> [To-do list]:
a - Answer these from the opinion excerpt, one per line:
(i) In which court did Mrs. Martin bring her wrongful death and survival actions?
(ii) Which judge wrote the opinion?
(iii) Under which rule, according to her first question, was dismissal granted?
b - From the opinion excerpt, pull out word for word the stretch from "ROSEMARIE T. MARTIN, et" through "Md. Rule 1-104.".
c - Name every defendant in Mrs. Martin's wrongful death and survival actions, as listed in the opinion excerpt.

* START Selected extract *

COURT OF SPECIAL APPEALS OF MARYLAND
Nov 21, 2016
No. 1832 (Md. Ct. Spec. App. Nov. 21, 2016)

Opinion

No. 1832

11-21-2016

ROSEMARIE T. MARTIN, et al. v. LEHIGH CEMENT COMPANY, LLC


UNREPORTED

Eyler, Deborah S., Wright, Beachley, JJ. Opinion by Eyler, Deborah S., J. *This is an unreported opinion and therefore may not be cited either as precedent or as persuasive authority in any paper, brief, motion, or other document filed in this Court or any other Maryland court. Md. Rule 1-104.

In the Circuit Court for Carroll County, Rosemarie T. Martin, the appellant, brought wrongful death and survival actions against Lehigh Cement Company, LLC ("Lehigh"), the appellee, the Board of County Commissioners of Carroll County, and the State of Maryland, arising from the death of her husband, Arthur John Martin, Jr. Lehigh filed a motion to dismiss for failure to state a claim for which relief could be granted, which the court granted. After her claims against the remaining defendants were finally disposed of, Mrs. Martin noted the instant appeal. She presents six questions for review, which can be restated as one: Did the court err in granting Lehigh's motion to dismiss? We shall affirm the judgment of the circuit court.

Mrs. Martin presented the following six questions in her brief:

I. Whether the circuit court erred in granting dismissal, pursuant to Rule 2-322(b)(2), by considering facts and making determinations outside the complaint?
II. Whether the circuit court erred in making a factual determination that a partnership did not exist between Lehigh, the State and Carroll County?
III. Whether the circuit court erred in determining that a private entity cannot have a duty in tort with regard to its participation in the design and construction of the subject intersection?
IV. Whether the circuit court erred in failing to consider a private entity, Lehigh, as a joint tortfeasor with regard to its participation in the design and construction of the subject intersection?

* END Selected extract *
* START Supplied material *

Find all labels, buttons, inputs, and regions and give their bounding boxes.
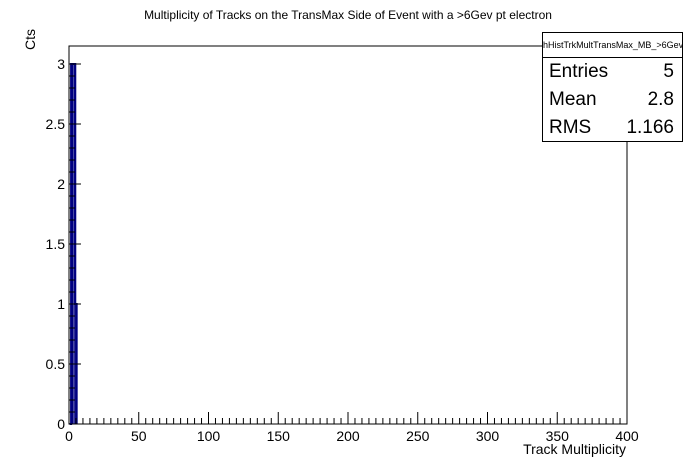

* END Supplied material *

> [Answers for this exercise]:
a -
(i) The Circuit Court for Carroll County
(ii) Deborah S. Eyler
(iii) Rule 2-322(b)(2)

b -
ROSEMARIE T. MARTIN, et al. v. LEHIGH CEMENT COMPANY, LLC


UNREPORTED

Eyler, Deborah S., Wright, Beachley, JJ. Opinion by Eyler, Deborah S., J. *This is an unreported opinion and therefore may not be cited either as precedent or as persuasive authority in any paper, brief, motion, or other document filed in this Court or any other Maryland court. Md. Rule 1-104.

c -
- Lehigh Cement Company, LLC
- The Board of County Commissioners of Carroll County
- The State of Maryland